[Records for this exercise]:
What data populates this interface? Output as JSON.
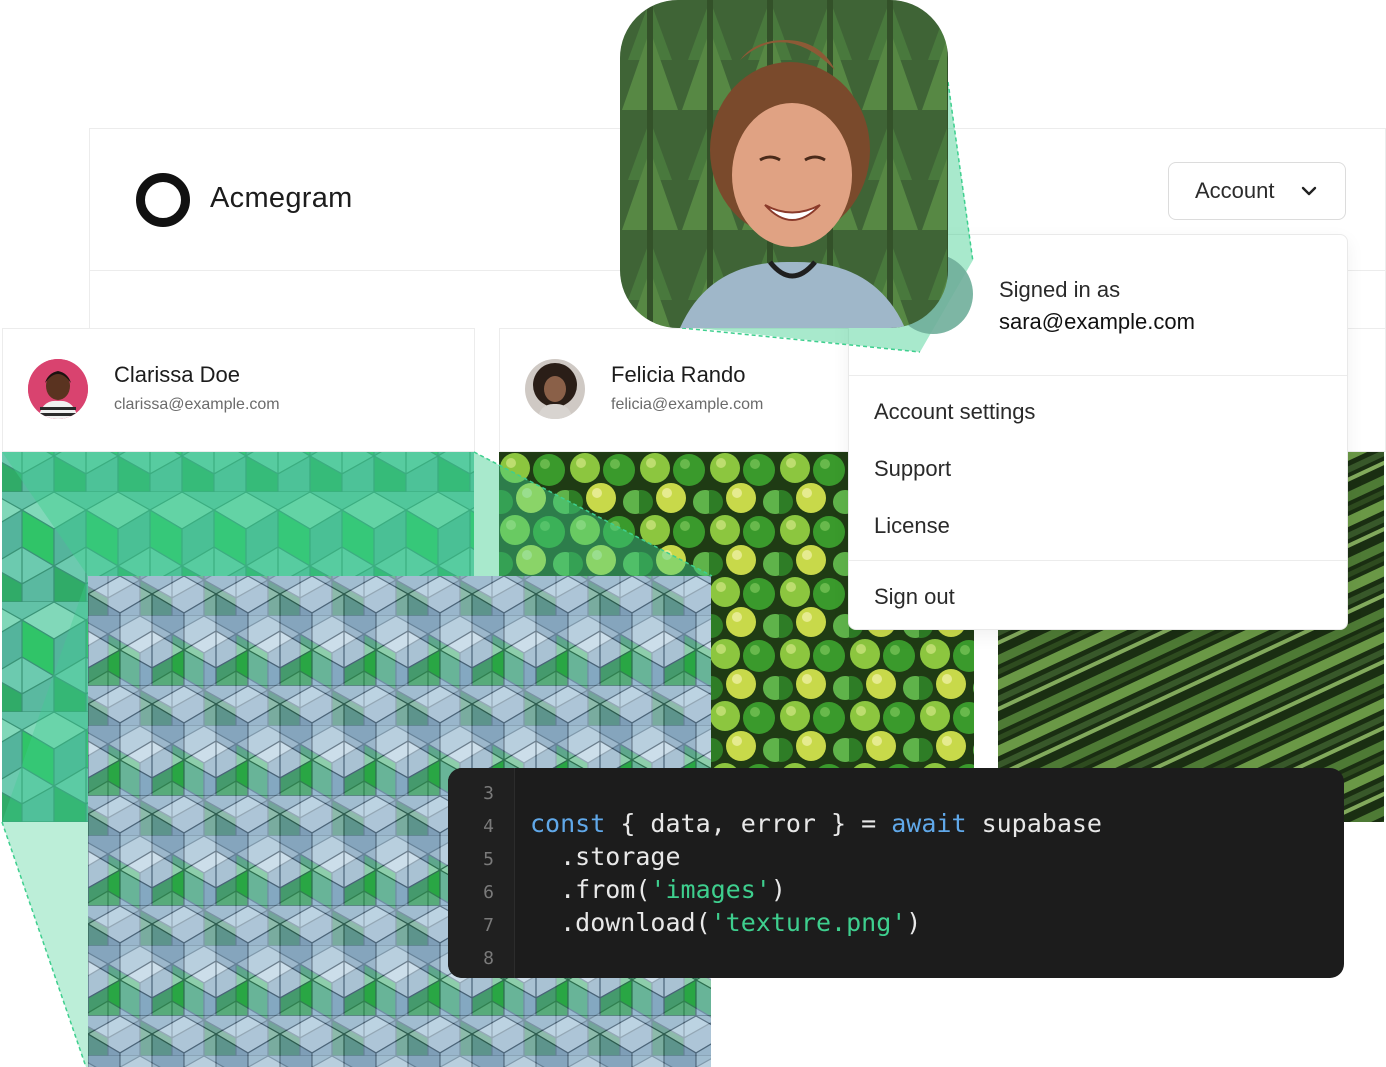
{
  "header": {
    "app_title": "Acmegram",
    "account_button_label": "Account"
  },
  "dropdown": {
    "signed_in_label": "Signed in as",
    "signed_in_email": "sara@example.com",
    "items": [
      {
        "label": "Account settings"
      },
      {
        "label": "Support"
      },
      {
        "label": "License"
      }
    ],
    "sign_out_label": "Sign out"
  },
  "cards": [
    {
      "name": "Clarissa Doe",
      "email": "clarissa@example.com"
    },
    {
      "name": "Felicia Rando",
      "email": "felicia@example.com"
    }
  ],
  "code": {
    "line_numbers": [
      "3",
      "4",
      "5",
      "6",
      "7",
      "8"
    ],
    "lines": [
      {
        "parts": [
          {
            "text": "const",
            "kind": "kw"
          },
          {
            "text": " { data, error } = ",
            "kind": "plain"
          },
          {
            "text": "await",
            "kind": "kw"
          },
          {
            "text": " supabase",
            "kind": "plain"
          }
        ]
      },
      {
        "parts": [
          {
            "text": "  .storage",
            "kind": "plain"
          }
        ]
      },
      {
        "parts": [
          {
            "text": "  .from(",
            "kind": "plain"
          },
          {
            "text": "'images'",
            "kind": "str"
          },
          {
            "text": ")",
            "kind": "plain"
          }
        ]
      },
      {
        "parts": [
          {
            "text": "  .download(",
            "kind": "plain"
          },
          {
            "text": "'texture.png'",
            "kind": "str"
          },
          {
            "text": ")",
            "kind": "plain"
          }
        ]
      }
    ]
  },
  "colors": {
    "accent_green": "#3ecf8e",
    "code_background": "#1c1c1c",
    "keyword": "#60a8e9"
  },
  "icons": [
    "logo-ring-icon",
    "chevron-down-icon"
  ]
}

==

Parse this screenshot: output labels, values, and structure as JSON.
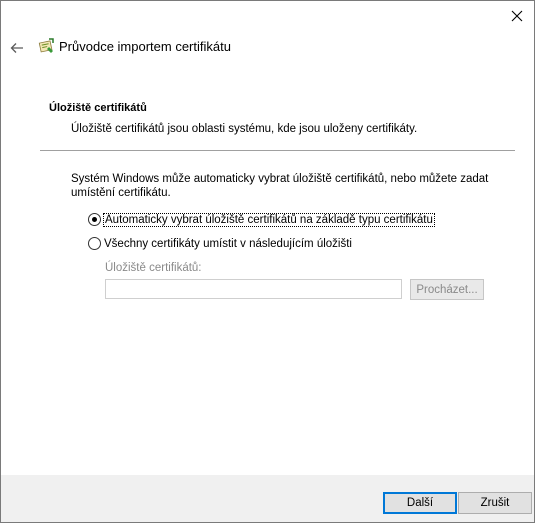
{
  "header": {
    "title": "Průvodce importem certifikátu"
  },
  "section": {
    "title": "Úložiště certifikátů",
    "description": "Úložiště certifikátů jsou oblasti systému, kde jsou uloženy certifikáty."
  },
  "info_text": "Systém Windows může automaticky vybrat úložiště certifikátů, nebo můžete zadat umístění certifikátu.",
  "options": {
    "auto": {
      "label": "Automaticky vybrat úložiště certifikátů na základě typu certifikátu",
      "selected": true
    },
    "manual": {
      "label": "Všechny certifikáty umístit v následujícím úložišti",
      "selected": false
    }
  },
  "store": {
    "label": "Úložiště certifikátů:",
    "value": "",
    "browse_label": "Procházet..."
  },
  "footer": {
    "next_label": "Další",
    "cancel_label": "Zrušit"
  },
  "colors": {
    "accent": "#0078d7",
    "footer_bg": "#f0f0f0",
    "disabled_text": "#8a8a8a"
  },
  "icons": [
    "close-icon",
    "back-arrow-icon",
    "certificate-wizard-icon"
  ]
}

* * *

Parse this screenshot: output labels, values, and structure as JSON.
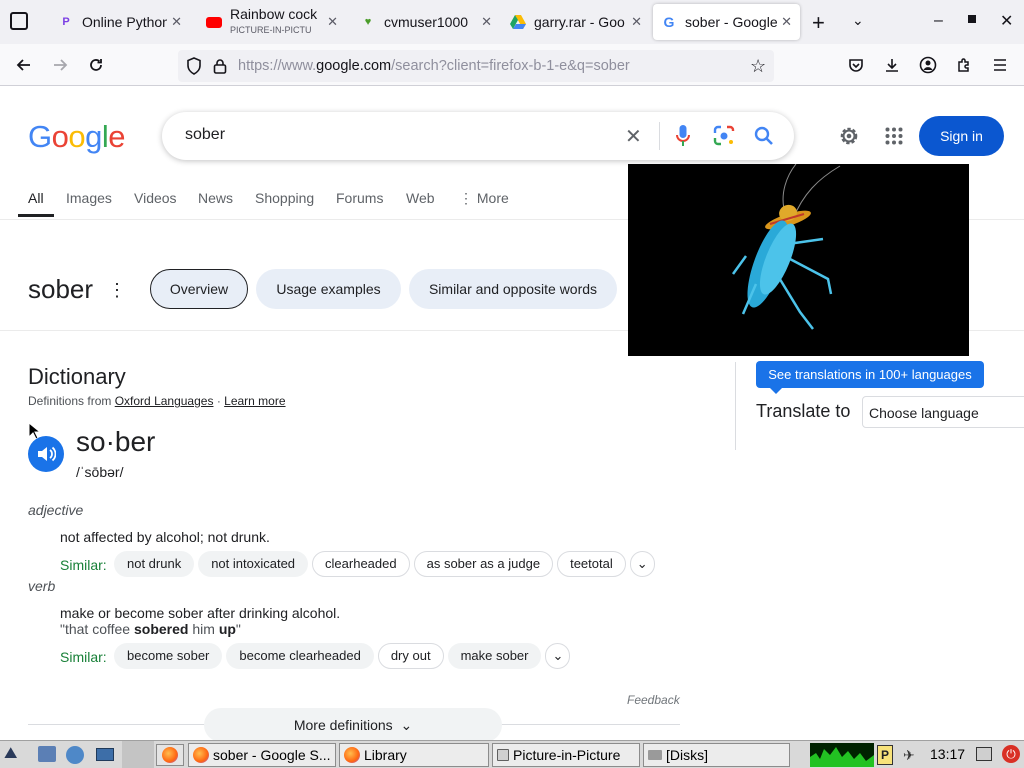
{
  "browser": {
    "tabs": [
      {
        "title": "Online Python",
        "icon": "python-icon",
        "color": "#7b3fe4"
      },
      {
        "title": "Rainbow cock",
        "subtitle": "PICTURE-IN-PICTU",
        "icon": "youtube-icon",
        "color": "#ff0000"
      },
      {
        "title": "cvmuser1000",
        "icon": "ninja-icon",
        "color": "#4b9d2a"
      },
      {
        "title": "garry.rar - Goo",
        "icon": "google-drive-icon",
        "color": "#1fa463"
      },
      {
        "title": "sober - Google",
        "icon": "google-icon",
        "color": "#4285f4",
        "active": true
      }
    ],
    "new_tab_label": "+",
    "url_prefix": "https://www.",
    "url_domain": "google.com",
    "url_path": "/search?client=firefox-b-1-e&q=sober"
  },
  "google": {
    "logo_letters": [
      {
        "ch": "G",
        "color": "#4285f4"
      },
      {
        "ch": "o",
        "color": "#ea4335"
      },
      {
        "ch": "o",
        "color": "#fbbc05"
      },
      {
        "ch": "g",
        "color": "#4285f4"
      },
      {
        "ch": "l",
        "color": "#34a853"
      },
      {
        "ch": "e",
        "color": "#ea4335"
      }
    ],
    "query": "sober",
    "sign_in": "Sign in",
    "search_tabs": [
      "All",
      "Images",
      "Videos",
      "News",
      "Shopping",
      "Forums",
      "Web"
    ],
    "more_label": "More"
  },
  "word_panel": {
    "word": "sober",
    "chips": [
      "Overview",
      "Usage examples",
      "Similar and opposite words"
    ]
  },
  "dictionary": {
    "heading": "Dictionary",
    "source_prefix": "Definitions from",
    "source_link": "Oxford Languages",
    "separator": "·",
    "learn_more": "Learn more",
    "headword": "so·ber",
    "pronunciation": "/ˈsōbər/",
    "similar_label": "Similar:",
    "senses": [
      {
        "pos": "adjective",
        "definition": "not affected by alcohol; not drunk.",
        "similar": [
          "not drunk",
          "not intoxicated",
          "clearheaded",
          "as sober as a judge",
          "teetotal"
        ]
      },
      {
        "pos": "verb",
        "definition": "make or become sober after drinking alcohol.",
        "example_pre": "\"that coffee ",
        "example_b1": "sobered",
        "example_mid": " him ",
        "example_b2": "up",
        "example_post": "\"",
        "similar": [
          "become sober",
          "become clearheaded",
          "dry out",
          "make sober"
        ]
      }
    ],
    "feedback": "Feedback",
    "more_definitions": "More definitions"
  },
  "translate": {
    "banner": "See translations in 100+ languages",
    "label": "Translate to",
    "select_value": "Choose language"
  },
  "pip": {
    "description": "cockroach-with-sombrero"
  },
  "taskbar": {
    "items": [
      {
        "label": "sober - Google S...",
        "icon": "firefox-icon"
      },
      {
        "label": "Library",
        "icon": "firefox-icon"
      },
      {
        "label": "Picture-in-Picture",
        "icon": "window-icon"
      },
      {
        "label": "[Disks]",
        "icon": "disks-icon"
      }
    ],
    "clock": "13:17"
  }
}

[Goal]: Filter lines by "certifikáty" and return each hit.

[Task response]:
    "description": "Úložiště certifikátů jsou oblasti systému, kde jsou uloženy certifikáty."
      "label": "Všechny certifikáty umístit v následujícím úložišti",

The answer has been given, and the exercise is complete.